:: Given task ::
Copy the lines below word for word, keeping every one of them, and leave the pictures out of your answer.

--- Record excerpts ---

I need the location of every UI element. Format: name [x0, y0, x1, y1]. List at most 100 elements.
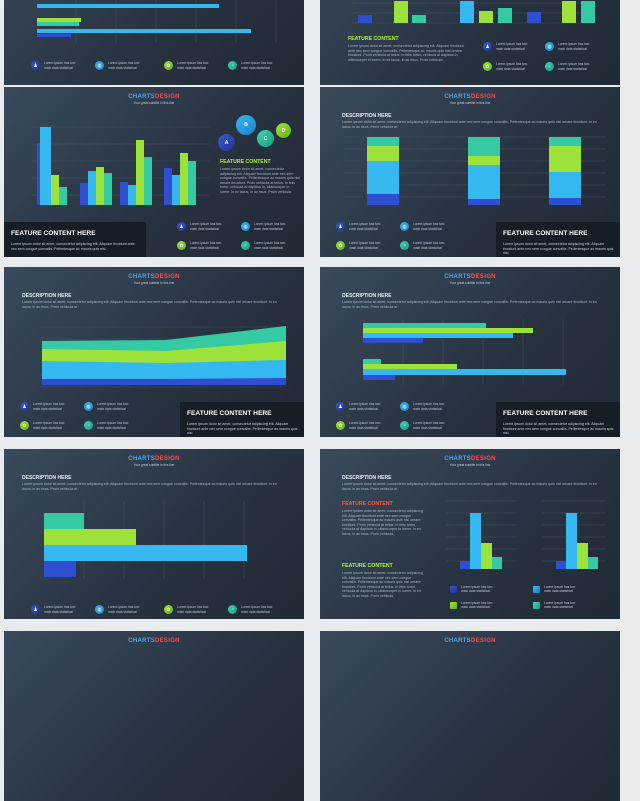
bubble-c: C	[257, 130, 274, 147]
feature-heading: FEATURE CONTENT	[348, 36, 399, 42]
panel-text: Lorem ipsum dolor sit amet, consectetur …	[503, 422, 614, 436]
bubble-d: D	[276, 123, 291, 138]
panel-heading: FEATURE CONTENT HERE	[503, 410, 588, 417]
icon-item: ✿ Lorem ipsum has two main data statistic…	[164, 61, 215, 70]
slide-2[interactable]: FEATURE CONTENT Lorem ipsum dolor sit am…	[320, 0, 620, 85]
slide-title: CHARTSDESIGN Your great subtitle in this…	[444, 94, 496, 105]
slide-title: CHARTSDESIGN Your great subtitle in this…	[444, 456, 496, 467]
feature-heading: FEATURE CONTENT	[342, 563, 393, 569]
icon-item: ♟ Lorem ipsum has two main data statistic…	[336, 222, 387, 231]
bar	[527, 12, 541, 23]
icon-item: ◔ Lorem ipsum has two main data statistic…	[228, 605, 279, 614]
icon-item: Lorem ipsum has two main data statistica…	[533, 601, 582, 609]
icon-item-text: Lorem ipsum has two main data statistica…	[544, 601, 576, 610]
icon-item: ♟ Lorem ipsum has two main data statistic…	[177, 222, 228, 231]
slide-4[interactable]: CHARTSDESIGN Your great subtitle in this…	[320, 87, 620, 257]
person-icon: ♟	[31, 605, 40, 614]
gear-icon: ✿	[164, 605, 173, 614]
icon-item: ✿ Lorem ipsum has two main data statistic…	[164, 605, 215, 614]
chart-icon: ◔	[241, 241, 250, 250]
icon-item: ◍ Lorem ipsum has two main data statistic…	[400, 222, 451, 231]
icon-item-text: Lorem ipsum has two main data statistica…	[558, 62, 590, 71]
slide-8[interactable]: CHARTSDESIGN Your great subtitle in this…	[320, 449, 620, 619]
icon-item-text: Lorem ipsum has two main data statistica…	[413, 421, 445, 430]
feature-panel: FEATURE CONTENT HERE Lorem ipsum dolor s…	[496, 222, 620, 257]
bubble-a: A	[218, 134, 235, 151]
icon-item-text: Lorem ipsum has two main data statistica…	[108, 61, 140, 70]
description-heading: DESCRIPTION HERE	[342, 475, 392, 481]
icon-item: ✿ Lorem ipsum has two main data statistic…	[336, 241, 387, 250]
icon-item-text: Lorem ipsum has two main data statistica…	[254, 241, 286, 250]
icon-item-text: Lorem ipsum has two main data statistica…	[33, 421, 65, 430]
icon-item-text: Lorem ipsum has two main data statistica…	[349, 241, 381, 250]
icon-item: ◔ Lorem ipsum has two main data statistic…	[400, 421, 451, 430]
panel-text: Lorem ipsum dolor sit amet, consectetur …	[187, 422, 298, 436]
feature-text: Lorem ipsum dolor sit amet, consectetur …	[220, 167, 300, 194]
icon-item-text: Lorem ipsum has two main data statistica…	[241, 61, 273, 70]
icon-item: ◍ Lorem ipsum has two main data statistic…	[545, 42, 596, 51]
icon-item-text: Lorem ipsum has two main data statistica…	[461, 601, 493, 610]
icon-item: ✿ Lorem ipsum has two main data statistic…	[336, 421, 387, 430]
icon-item: ◍ Lorem ipsum has two main data statistic…	[95, 605, 146, 614]
chart-icon: ◔	[400, 421, 409, 430]
icon-item: ◍ Lorem ipsum has two main data statistic…	[241, 222, 292, 231]
person-icon: ♟	[31, 61, 40, 70]
slide-10[interactable]: CHARTSDESIGN	[320, 631, 620, 801]
feature-heading: FEATURE CONTENT	[342, 501, 393, 507]
gear-icon: ✿	[20, 421, 29, 430]
bar	[412, 15, 426, 23]
description-text: Lorem ipsum dolor sit amet, consectetur …	[342, 482, 597, 491]
icon-item-text: Lorem ipsum has two main data statistica…	[544, 585, 576, 594]
icon-item-text: Lorem ipsum has two main data statistica…	[413, 222, 445, 231]
slide-title: CHARTSDESIGN	[128, 638, 180, 644]
globe-icon: ◍	[400, 402, 409, 411]
icon-item: ◔ Lorem ipsum has two main data statistic…	[545, 62, 596, 71]
chart-icon: ◔	[228, 61, 237, 70]
bar	[358, 15, 372, 23]
gear-icon: ✿	[483, 62, 492, 71]
hbar-chart	[44, 501, 247, 579]
icon-item: ◍ Lorem ipsum has two main data statistic…	[95, 61, 146, 70]
icon-item-text: Lorem ipsum has two main data statistica…	[413, 241, 445, 250]
icon-item-text: Lorem ipsum has two main data statistica…	[44, 61, 76, 70]
slide-5[interactable]: CHARTSDESIGN Your great subtitle in this…	[4, 267, 304, 437]
icon-item: ◔ Lorem ipsum has two main data statistic…	[84, 421, 135, 430]
globe-icon: ◍	[241, 222, 250, 231]
bar	[562, 1, 576, 23]
icon-item-text: Lorem ipsum has two main data statistica…	[44, 605, 76, 614]
person-icon: ♟	[177, 222, 186, 231]
icon-item-text: Lorem ipsum has two main data statistica…	[496, 42, 528, 51]
chart-icon: ◔	[84, 421, 93, 430]
slide-3[interactable]: CHARTSDESIGN Your great subtitle in this…	[4, 87, 304, 257]
icon-item-text: Lorem ipsum has two main data statistica…	[97, 402, 129, 411]
icon-item-text: Lorem ipsum has two main data statistica…	[241, 605, 273, 614]
icon-item: ◔ Lorem ipsum has two main data statistic…	[228, 61, 279, 70]
slide-9[interactable]: CHARTSDESIGN	[4, 631, 304, 801]
column-chart	[446, 500, 606, 569]
globe-icon: ◍	[95, 605, 104, 614]
bar	[37, 29, 251, 33]
icon-item-text: Lorem ipsum has two main data statistica…	[33, 402, 65, 411]
icon-item-text: Lorem ipsum has two main data statistica…	[349, 421, 381, 430]
bar	[581, 1, 595, 23]
icon-item: ♟ Lorem ipsum has two main data statistic…	[31, 605, 82, 614]
panel-heading: FEATURE CONTENT HERE	[187, 410, 272, 417]
hbar-chart	[37, 0, 277, 43]
description-text: Lorem ipsum dolor sit amet, consectetur …	[342, 300, 597, 309]
icon-item-text: Lorem ipsum has two main data statistica…	[177, 61, 209, 70]
slide-7[interactable]: CHARTSDESIGN Your great subtitle in this…	[4, 449, 304, 619]
icon-item: ♟ Lorem ipsum has two main data statistic…	[31, 61, 82, 70]
icon-item: ◔ Lorem ipsum has two main data statistic…	[400, 241, 451, 250]
bar	[498, 8, 512, 23]
icon-item-text: Lorem ipsum has two main data statistica…	[97, 421, 129, 430]
slide-6[interactable]: CHARTSDESIGN Your great subtitle in this…	[320, 267, 620, 437]
icon-item: ♟ Lorem ipsum has two main data statistic…	[483, 42, 534, 51]
legend-swatch	[450, 601, 457, 609]
icon-item: Lorem ipsum has two main data statistica…	[533, 585, 582, 593]
globe-icon: ◍	[400, 222, 409, 231]
slide-1[interactable]: ♟ Lorem ipsum has two main data statistic…	[4, 0, 304, 85]
bar	[37, 18, 81, 22]
globe-icon: ◍	[545, 42, 554, 51]
area-chart	[40, 326, 286, 388]
slide-title: CHARTSDESIGN Your great subtitle in this…	[444, 274, 496, 285]
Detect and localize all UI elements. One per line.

---

:: Result ::
I need the location of every UI element. Format: name [x0, y0, x1, y1]. List at most 100 elements.
bubble-c: C	[257, 130, 274, 147]
feature-heading: FEATURE CONTENT	[348, 36, 399, 42]
panel-text: Lorem ipsum dolor sit amet, consectetur …	[503, 422, 614, 436]
bubble-d: D	[276, 123, 291, 138]
panel-heading: FEATURE CONTENT HERE	[503, 410, 588, 417]
icon-item: ✿ Lorem ipsum has two main data statistic…	[164, 61, 215, 70]
slide-2[interactable]: FEATURE CONTENT Lorem ipsum dolor sit am…	[320, 0, 620, 85]
slide-title: CHARTSDESIGN Your great subtitle in this…	[444, 94, 496, 105]
slide-title: CHARTSDESIGN Your great subtitle in this…	[444, 456, 496, 467]
feature-heading: FEATURE CONTENT	[342, 563, 393, 569]
icon-item: ♟ Lorem ipsum has two main data statistic…	[336, 222, 387, 231]
bar	[527, 12, 541, 23]
icon-item: ◔ Lorem ipsum has two main data statistic…	[228, 605, 279, 614]
icon-item: Lorem ipsum has two main data statistica…	[533, 601, 582, 609]
icon-item-text: Lorem ipsum has two main data statistica…	[544, 601, 576, 610]
icon-item: ♟ Lorem ipsum has two main data statistic…	[177, 222, 228, 231]
slide-4[interactable]: CHARTSDESIGN Your great subtitle in this…	[320, 87, 620, 257]
person-icon: ♟	[31, 605, 40, 614]
gear-icon: ✿	[164, 605, 173, 614]
icon-item: ✿ Lorem ipsum has two main data statistic…	[164, 605, 215, 614]
chart-icon: ◔	[241, 241, 250, 250]
icon-item: ◍ Lorem ipsum has two main data statistic…	[400, 222, 451, 231]
icon-item-text: Lorem ipsum has two main data statistica…	[558, 62, 590, 71]
slide-8[interactable]: CHARTSDESIGN Your great subtitle in this…	[320, 449, 620, 619]
icon-item-text: Lorem ipsum has two main data statistica…	[413, 421, 445, 430]
feature-panel: FEATURE CONTENT HERE Lorem ipsum dolor s…	[496, 222, 620, 257]
bubble-a: A	[218, 134, 235, 151]
icon-item-text: Lorem ipsum has two main data statistica…	[108, 61, 140, 70]
description-heading: DESCRIPTION HERE	[342, 475, 392, 481]
icon-item: ✿ Lorem ipsum has two main data statistic…	[336, 241, 387, 250]
icon-item-text: Lorem ipsum has two main data statistica…	[254, 241, 286, 250]
icon-item-text: Lorem ipsum has two main data statistica…	[33, 421, 65, 430]
icon-item-text: Lorem ipsum has two main data statistica…	[349, 241, 381, 250]
icon-item: ◔ Lorem ipsum has two main data statistic…	[400, 421, 451, 430]
panel-text: Lorem ipsum dolor sit amet, consectetur …	[187, 422, 298, 436]
feature-text: Lorem ipsum dolor sit amet, consectetur …	[220, 167, 300, 194]
icon-item-text: Lorem ipsum has two main data statistica…	[241, 61, 273, 70]
icon-item: ◍ Lorem ipsum has two main data statistic…	[545, 42, 596, 51]
icon-item-text: Lorem ipsum has two main data statistica…	[461, 601, 493, 610]
icon-item: ✿ Lorem ipsum has two main data statistic…	[336, 421, 387, 430]
icon-item: ◍ Lorem ipsum has two main data statistic…	[95, 605, 146, 614]
chart-icon: ◔	[400, 421, 409, 430]
icon-item: ◍ Lorem ipsum has two main data statistic…	[241, 222, 292, 231]
person-icon: ♟	[31, 61, 40, 70]
slide-10[interactable]: CHARTSDESIGN	[320, 631, 620, 801]
feature-heading: FEATURE CONTENT	[342, 501, 393, 507]
gear-icon: ✿	[20, 421, 29, 430]
bar	[412, 15, 426, 23]
description-text: Lorem ipsum dolor sit amet, consectetur …	[342, 482, 597, 491]
icon-item-text: Lorem ipsum has two main data statistica…	[544, 585, 576, 594]
icon-item-text: Lorem ipsum has two main data statistica…	[413, 222, 445, 231]
slide-title: CHARTSDESIGN	[128, 638, 180, 644]
globe-icon: ◍	[400, 402, 409, 411]
icon-item: ◔ Lorem ipsum has two main data statistic…	[545, 62, 596, 71]
chart-icon: ◔	[228, 61, 237, 70]
bar	[358, 15, 372, 23]
gear-icon: ✿	[483, 62, 492, 71]
hbar-chart	[44, 501, 247, 579]
icon-item: ◍ Lorem ipsum has two main data statistic…	[95, 61, 146, 70]
icon-item-text: Lorem ipsum has two main data statistica…	[413, 241, 445, 250]
icon-item-text: Lorem ipsum has two main data statistica…	[44, 61, 76, 70]
slide-5[interactable]: CHARTSDESIGN Your great subtitle in this…	[4, 267, 304, 437]
icon-item: ◔ Lorem ipsum has two main data statistic…	[84, 421, 135, 430]
globe-icon: ◍	[241, 222, 250, 231]
bar	[562, 1, 576, 23]
icon-item-text: Lorem ipsum has two main data statistica…	[44, 605, 76, 614]
person-icon: ♟	[177, 222, 186, 231]
icon-item-text: Lorem ipsum has two main data statistica…	[496, 42, 528, 51]
chart-icon: ◔	[84, 421, 93, 430]
slide-3[interactable]: CHARTSDESIGN Your great subtitle in this…	[4, 87, 304, 257]
icon-item-text: Lorem ipsum has two main data statistica…	[97, 402, 129, 411]
icon-item-text: Lorem ipsum has two main data statistica…	[241, 605, 273, 614]
icon-item: ◔ Lorem ipsum has two main data statistic…	[228, 61, 279, 70]
slide-9[interactable]: CHARTSDESIGN	[4, 631, 304, 801]
column-chart	[446, 500, 606, 569]
globe-icon: ◍	[95, 605, 104, 614]
bar	[37, 29, 251, 33]
icon-item-text: Lorem ipsum has two main data statistica…	[33, 402, 65, 411]
icon-item-text: Lorem ipsum has two main data statistica…	[349, 421, 381, 430]
bar	[581, 1, 595, 23]
icon-item: ♟ Lorem ipsum has two main data statistic…	[31, 605, 82, 614]
panel-heading: FEATURE CONTENT HERE	[187, 410, 272, 417]
hbar-chart	[37, 0, 277, 43]
description-text: Lorem ipsum dolor sit amet, consectetur …	[342, 300, 597, 309]
icon-item-text: Lorem ipsum has two main data statistica…	[177, 61, 209, 70]
slide-7[interactable]: CHARTSDESIGN Your great subtitle in this…	[4, 449, 304, 619]
icon-item: ♟ Lorem ipsum has two main data statistic…	[31, 61, 82, 70]
icon-item: ◔ Lorem ipsum has two main data statistic…	[400, 241, 451, 250]
bar	[498, 8, 512, 23]
icon-item-text: Lorem ipsum has two main data statistica…	[97, 421, 129, 430]
slide-6[interactable]: CHARTSDESIGN Your great subtitle in this…	[320, 267, 620, 437]
icon-item: ♟ Lorem ipsum has two main data statistic…	[483, 42, 534, 51]
legend-swatch	[450, 601, 457, 609]
icon-item: Lorem ipsum has two main data statistica…	[533, 585, 582, 593]
globe-icon: ◍	[400, 222, 409, 231]
slide-1[interactable]: ♟ Lorem ipsum has two main data statistic…	[4, 0, 304, 85]
bar	[37, 18, 81, 22]
globe-icon: ◍	[545, 42, 554, 51]
area-chart	[40, 326, 286, 388]
slide-title: CHARTSDESIGN Your great subtitle in this…	[444, 274, 496, 285]
Detect and localize all UI elements. One per line.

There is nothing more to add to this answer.